*Exercise details*: Every line below that mentions the word "title" should be copied out.
────
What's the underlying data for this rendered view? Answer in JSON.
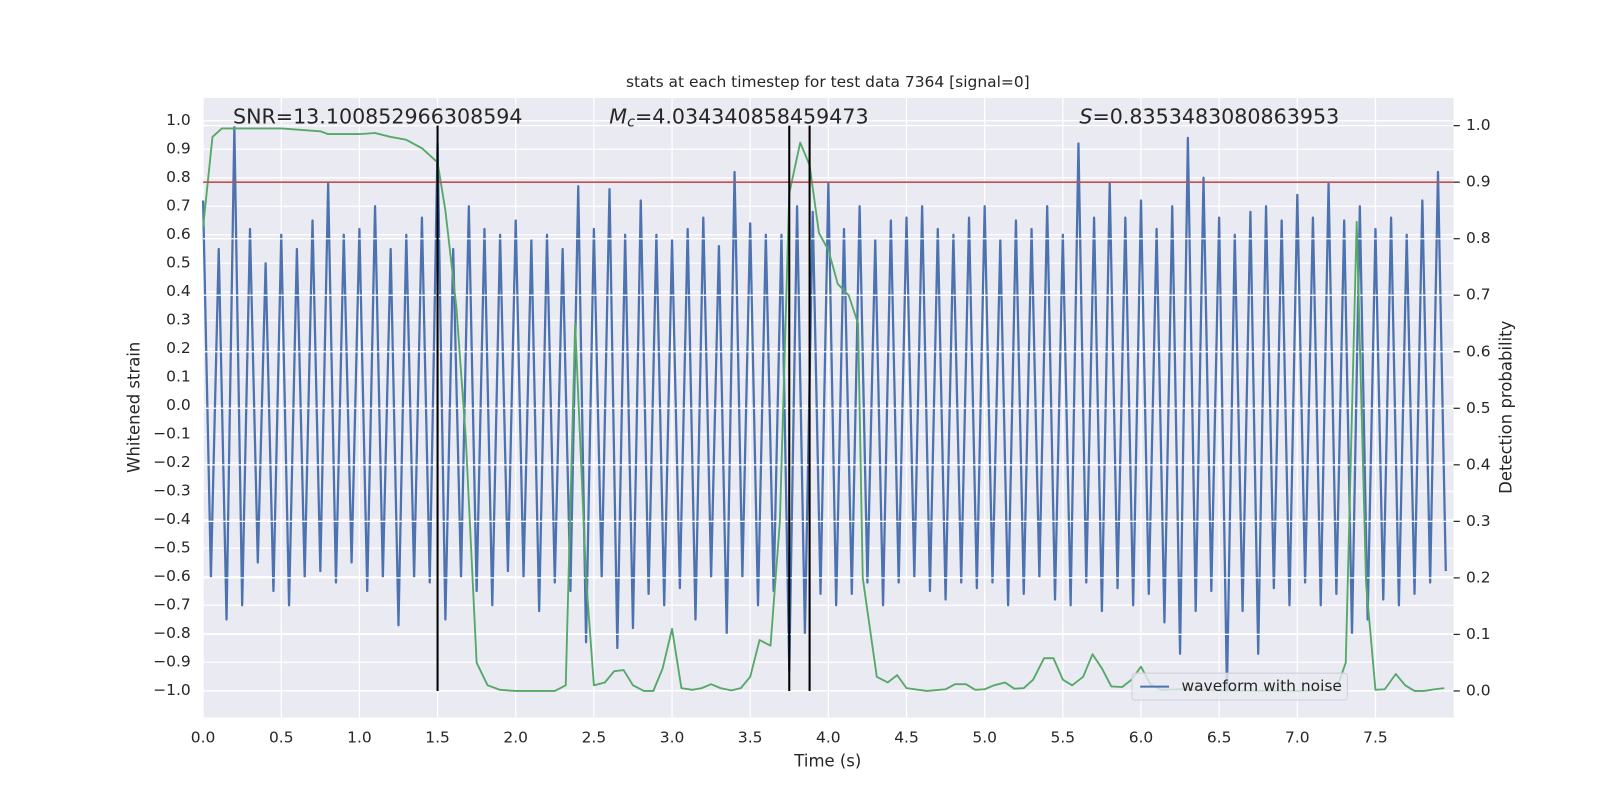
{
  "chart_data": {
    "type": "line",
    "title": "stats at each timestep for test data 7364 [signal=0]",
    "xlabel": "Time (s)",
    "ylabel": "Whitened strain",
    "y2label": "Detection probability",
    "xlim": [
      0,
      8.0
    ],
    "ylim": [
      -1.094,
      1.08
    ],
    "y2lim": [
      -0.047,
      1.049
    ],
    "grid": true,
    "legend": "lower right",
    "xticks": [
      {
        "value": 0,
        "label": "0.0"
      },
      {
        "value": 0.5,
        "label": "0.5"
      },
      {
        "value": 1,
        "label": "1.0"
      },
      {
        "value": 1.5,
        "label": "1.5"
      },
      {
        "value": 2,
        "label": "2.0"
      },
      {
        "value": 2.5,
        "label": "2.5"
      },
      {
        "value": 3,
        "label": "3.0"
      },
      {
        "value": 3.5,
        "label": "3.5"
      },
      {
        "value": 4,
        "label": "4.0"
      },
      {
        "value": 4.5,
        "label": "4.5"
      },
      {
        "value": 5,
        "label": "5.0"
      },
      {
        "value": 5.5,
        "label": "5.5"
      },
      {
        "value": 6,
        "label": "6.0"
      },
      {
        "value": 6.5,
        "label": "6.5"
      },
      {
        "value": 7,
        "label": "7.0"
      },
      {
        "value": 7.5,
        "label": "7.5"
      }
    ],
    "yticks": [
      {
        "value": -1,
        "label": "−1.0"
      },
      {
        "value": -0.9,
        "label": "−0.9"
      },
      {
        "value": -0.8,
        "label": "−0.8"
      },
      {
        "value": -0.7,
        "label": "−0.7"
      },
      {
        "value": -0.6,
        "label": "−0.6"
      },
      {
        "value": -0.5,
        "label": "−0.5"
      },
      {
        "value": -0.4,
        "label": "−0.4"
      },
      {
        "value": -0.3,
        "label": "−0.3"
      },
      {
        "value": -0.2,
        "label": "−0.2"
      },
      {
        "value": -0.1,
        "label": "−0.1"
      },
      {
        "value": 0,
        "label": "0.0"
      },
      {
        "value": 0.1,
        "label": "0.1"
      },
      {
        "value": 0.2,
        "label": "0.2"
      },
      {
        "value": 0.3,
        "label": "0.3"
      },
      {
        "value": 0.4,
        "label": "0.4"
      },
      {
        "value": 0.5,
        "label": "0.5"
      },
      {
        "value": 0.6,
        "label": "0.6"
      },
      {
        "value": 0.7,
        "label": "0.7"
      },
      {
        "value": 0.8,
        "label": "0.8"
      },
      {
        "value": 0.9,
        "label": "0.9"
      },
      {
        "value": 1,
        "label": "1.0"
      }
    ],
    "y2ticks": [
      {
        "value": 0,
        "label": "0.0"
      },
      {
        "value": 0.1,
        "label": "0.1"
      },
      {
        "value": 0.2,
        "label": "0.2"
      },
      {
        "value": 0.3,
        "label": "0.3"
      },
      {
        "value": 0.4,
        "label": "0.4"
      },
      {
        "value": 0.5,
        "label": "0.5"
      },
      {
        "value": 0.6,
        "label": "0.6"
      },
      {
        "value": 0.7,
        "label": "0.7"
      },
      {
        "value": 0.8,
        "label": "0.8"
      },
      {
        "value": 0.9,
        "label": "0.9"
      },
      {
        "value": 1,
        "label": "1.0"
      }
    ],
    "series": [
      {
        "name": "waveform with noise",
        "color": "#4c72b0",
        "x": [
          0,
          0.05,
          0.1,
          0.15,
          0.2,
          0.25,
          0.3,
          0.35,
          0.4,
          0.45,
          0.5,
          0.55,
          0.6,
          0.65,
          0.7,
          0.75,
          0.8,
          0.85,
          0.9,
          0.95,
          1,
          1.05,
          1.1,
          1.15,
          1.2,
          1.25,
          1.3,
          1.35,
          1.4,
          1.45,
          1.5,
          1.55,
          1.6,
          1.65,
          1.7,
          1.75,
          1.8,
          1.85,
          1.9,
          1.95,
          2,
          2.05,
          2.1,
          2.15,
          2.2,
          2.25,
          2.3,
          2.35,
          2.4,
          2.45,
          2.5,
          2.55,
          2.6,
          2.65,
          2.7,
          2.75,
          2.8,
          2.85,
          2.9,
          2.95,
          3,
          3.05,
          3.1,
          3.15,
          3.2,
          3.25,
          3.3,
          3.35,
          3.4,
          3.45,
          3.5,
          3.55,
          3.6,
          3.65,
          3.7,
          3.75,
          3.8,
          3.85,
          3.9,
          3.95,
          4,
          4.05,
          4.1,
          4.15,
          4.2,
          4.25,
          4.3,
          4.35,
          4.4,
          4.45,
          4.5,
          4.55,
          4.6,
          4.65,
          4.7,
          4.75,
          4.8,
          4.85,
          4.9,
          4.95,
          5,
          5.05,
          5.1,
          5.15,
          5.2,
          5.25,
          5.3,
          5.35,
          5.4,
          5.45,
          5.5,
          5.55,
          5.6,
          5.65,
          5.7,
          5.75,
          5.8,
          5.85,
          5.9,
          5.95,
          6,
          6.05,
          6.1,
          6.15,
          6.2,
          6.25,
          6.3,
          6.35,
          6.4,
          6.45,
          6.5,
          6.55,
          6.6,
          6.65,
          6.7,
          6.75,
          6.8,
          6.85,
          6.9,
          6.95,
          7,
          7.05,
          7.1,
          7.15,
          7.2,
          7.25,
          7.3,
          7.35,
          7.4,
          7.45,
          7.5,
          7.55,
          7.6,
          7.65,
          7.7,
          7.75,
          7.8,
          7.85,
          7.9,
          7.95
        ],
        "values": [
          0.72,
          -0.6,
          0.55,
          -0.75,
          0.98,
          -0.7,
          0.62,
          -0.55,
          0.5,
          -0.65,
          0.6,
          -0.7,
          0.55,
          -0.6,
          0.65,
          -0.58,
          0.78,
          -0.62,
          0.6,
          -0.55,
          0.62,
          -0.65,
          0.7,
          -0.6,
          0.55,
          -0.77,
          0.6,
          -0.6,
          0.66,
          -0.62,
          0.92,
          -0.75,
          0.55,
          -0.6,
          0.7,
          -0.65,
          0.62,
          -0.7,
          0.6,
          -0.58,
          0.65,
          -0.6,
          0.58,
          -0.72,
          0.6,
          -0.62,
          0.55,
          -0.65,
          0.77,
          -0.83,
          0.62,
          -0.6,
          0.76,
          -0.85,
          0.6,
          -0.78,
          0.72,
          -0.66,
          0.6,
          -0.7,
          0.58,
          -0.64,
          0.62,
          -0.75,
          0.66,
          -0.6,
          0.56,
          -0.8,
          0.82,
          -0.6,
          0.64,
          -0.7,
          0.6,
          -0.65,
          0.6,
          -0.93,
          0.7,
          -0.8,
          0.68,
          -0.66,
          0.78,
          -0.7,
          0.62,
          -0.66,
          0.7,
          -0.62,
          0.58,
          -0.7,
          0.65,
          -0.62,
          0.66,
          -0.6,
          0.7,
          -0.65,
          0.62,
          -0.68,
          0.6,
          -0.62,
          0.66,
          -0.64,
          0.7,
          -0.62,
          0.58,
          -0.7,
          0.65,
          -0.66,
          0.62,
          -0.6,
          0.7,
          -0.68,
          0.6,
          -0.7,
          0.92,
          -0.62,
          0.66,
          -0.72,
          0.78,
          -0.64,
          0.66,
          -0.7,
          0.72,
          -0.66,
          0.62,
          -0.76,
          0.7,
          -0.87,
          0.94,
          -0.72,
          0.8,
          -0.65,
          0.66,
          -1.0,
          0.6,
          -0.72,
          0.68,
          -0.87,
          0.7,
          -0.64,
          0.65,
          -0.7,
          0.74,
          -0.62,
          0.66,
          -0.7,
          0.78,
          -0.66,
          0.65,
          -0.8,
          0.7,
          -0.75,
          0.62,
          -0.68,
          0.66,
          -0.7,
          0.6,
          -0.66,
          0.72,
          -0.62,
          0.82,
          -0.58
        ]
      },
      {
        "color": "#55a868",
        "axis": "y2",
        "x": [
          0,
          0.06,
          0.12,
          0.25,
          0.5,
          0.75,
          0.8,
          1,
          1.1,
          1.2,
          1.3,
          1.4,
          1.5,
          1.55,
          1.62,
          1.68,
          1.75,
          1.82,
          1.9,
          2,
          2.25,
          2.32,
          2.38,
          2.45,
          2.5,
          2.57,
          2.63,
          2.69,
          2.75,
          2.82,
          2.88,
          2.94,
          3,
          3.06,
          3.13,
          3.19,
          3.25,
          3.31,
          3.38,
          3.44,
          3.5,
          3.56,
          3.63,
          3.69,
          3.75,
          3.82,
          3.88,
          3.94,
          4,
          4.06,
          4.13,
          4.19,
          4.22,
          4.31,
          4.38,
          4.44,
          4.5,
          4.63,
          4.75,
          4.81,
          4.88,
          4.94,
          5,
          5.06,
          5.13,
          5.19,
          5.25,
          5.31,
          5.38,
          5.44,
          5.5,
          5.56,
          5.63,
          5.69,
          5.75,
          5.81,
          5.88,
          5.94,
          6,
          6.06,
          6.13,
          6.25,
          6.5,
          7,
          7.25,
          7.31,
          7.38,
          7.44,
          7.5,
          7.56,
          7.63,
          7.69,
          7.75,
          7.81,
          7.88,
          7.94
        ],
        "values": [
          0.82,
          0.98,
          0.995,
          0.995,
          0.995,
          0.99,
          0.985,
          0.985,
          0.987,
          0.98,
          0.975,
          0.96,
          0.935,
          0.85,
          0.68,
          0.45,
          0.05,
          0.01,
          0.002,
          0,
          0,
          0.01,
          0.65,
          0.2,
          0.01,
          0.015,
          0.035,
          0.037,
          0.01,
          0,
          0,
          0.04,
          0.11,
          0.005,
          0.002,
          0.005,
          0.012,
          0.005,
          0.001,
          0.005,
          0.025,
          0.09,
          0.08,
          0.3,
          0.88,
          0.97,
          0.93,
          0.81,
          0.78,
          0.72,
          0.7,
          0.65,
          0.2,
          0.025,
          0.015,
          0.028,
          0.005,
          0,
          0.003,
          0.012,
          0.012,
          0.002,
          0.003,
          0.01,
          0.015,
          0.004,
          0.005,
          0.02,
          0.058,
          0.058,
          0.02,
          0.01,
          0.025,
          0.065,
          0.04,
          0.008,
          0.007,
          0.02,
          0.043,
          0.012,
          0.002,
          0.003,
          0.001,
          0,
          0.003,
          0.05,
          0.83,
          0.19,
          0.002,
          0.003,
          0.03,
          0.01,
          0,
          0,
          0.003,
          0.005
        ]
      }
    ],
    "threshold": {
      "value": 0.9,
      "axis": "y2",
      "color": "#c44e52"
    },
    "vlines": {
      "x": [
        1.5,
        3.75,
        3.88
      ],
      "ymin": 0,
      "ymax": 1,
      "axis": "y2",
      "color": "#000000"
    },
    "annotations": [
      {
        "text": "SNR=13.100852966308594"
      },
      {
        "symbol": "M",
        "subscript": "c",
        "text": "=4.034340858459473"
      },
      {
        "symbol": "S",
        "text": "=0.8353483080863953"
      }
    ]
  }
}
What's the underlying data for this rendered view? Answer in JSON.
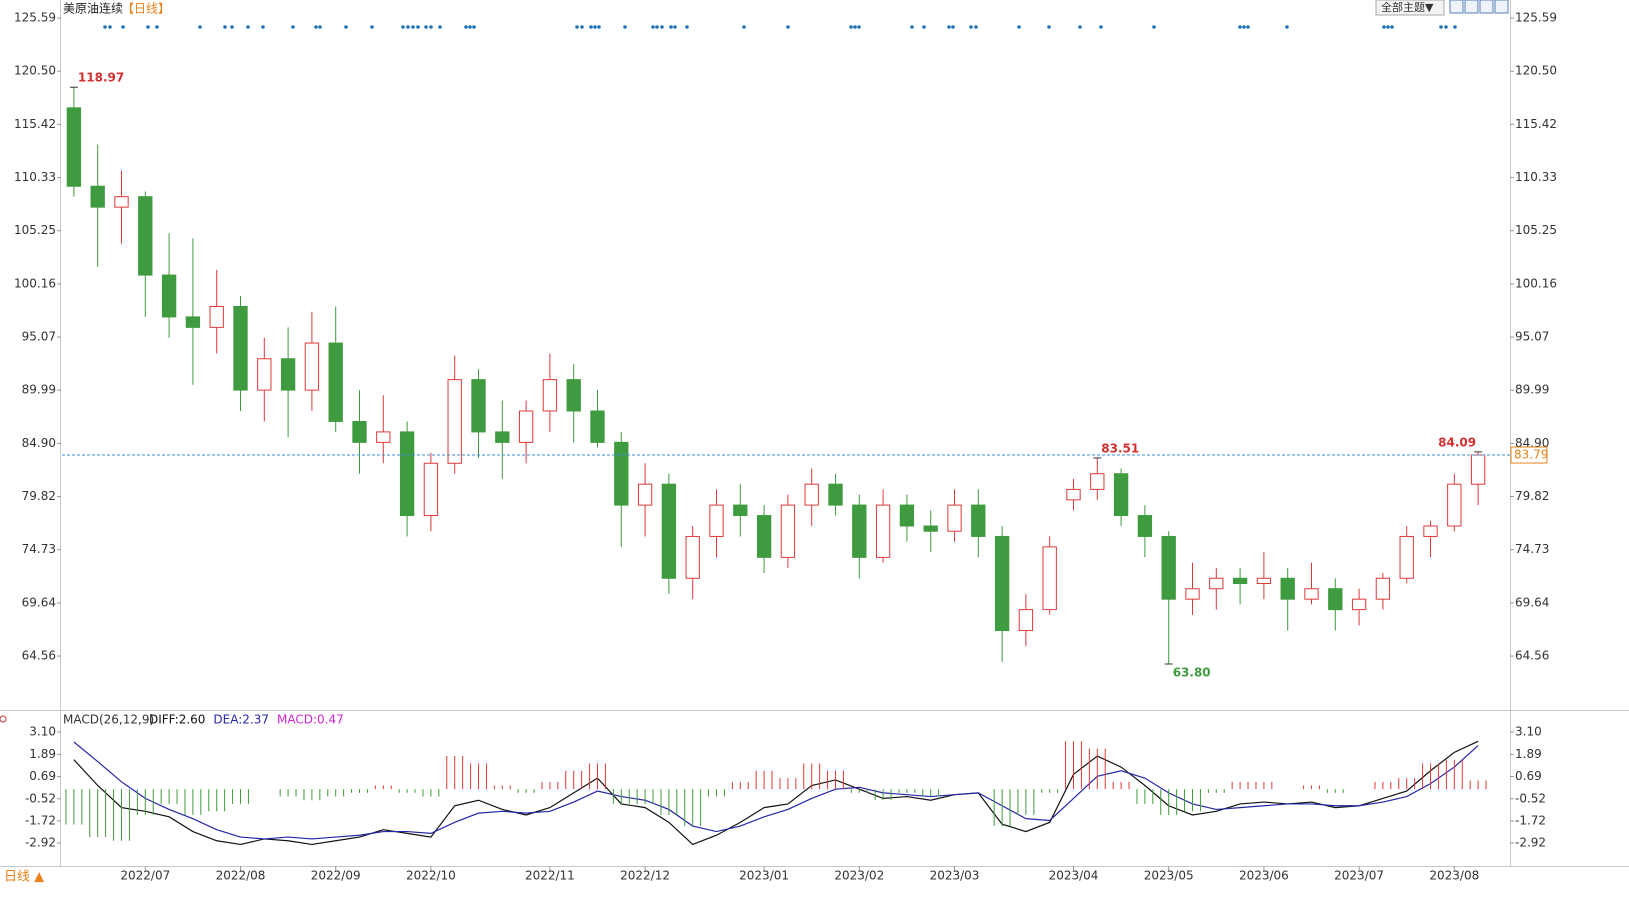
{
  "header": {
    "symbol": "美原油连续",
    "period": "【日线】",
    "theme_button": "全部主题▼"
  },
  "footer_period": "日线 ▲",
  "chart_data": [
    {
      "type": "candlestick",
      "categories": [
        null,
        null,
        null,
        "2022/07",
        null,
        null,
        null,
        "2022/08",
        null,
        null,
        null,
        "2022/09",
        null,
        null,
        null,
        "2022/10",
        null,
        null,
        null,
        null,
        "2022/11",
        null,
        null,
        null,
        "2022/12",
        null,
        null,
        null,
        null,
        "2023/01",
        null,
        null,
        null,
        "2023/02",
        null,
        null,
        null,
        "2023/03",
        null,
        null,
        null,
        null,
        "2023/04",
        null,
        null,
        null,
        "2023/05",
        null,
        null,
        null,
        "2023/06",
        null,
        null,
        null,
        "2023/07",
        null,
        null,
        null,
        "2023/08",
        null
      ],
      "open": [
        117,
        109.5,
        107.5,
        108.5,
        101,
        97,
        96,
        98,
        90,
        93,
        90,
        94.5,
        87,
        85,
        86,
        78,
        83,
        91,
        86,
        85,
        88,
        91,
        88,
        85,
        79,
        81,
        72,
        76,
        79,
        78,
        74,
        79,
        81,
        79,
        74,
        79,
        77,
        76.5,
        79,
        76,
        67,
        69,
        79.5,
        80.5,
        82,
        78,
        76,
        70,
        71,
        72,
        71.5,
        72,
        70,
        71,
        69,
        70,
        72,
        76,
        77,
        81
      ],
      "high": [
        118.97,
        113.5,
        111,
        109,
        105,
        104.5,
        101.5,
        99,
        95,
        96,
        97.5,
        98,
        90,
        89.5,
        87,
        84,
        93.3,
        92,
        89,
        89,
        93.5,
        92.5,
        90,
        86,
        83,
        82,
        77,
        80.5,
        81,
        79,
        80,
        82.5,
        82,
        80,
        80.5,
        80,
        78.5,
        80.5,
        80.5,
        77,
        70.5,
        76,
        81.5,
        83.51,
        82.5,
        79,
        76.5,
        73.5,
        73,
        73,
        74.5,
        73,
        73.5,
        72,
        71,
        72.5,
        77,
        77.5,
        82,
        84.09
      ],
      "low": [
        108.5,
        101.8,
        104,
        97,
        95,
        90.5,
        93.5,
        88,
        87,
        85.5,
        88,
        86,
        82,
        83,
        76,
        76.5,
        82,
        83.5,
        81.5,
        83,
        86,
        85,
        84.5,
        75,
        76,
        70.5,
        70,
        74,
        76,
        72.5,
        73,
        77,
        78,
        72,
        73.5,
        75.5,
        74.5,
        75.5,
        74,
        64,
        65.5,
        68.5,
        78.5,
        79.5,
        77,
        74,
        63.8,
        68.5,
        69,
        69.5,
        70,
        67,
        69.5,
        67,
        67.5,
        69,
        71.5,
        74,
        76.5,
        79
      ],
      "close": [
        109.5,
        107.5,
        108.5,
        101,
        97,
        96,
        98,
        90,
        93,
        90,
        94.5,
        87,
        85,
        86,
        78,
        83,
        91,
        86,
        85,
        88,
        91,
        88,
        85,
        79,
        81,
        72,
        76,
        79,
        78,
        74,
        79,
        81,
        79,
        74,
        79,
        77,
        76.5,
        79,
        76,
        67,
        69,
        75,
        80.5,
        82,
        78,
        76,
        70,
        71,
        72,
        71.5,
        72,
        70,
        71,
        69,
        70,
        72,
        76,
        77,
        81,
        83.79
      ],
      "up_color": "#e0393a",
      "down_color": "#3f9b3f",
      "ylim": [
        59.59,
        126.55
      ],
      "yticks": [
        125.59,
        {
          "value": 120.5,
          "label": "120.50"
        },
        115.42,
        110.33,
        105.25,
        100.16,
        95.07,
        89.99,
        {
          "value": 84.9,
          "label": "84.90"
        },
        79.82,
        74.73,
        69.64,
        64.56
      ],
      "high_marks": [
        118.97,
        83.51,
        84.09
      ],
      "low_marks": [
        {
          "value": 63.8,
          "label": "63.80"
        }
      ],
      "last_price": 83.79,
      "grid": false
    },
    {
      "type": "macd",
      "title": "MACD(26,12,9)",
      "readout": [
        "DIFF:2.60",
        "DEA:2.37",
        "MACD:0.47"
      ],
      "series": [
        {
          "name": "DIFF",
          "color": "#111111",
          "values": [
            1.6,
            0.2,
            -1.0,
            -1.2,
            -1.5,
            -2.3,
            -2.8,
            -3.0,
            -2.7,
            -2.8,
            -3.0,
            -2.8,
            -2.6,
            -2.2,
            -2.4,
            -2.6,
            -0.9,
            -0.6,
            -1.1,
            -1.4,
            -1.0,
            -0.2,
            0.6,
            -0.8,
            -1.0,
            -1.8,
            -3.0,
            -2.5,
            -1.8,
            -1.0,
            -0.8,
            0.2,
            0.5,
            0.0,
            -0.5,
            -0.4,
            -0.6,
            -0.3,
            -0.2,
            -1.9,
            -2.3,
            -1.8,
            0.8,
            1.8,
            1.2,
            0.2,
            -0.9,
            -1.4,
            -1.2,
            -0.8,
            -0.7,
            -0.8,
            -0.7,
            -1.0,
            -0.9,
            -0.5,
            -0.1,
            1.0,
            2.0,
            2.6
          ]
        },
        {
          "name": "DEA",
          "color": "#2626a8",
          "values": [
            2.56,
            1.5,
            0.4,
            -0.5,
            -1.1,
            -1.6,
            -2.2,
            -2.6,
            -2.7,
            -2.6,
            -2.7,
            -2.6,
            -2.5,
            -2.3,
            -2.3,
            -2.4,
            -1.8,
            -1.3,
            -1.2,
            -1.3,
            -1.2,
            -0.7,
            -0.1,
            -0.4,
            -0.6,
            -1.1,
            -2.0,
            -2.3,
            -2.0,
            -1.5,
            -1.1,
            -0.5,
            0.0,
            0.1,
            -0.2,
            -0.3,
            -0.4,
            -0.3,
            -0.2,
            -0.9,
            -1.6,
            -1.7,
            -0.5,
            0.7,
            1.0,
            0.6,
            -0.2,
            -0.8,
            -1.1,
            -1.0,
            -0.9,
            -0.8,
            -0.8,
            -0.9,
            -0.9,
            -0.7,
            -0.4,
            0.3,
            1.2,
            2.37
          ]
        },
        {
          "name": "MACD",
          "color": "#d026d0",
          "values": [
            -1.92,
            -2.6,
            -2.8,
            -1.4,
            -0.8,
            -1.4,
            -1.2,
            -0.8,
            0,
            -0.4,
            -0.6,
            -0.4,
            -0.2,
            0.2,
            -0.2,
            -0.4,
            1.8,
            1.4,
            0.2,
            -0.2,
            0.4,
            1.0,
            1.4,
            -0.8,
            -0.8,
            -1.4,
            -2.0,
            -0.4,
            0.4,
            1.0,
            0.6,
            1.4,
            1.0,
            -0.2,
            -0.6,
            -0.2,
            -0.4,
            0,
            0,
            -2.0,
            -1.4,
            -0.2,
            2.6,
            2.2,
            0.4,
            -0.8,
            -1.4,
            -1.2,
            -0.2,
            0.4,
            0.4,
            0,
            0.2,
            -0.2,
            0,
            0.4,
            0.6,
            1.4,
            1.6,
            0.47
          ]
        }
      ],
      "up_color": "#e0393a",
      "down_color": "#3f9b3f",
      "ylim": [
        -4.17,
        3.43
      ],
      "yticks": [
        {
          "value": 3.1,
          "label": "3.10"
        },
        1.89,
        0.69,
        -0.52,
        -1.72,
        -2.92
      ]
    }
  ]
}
────
*Written answer*:
    "title": "stats at each timestep for test data 7364 [signal=0]",
      "title": "MACD(26,12,9)",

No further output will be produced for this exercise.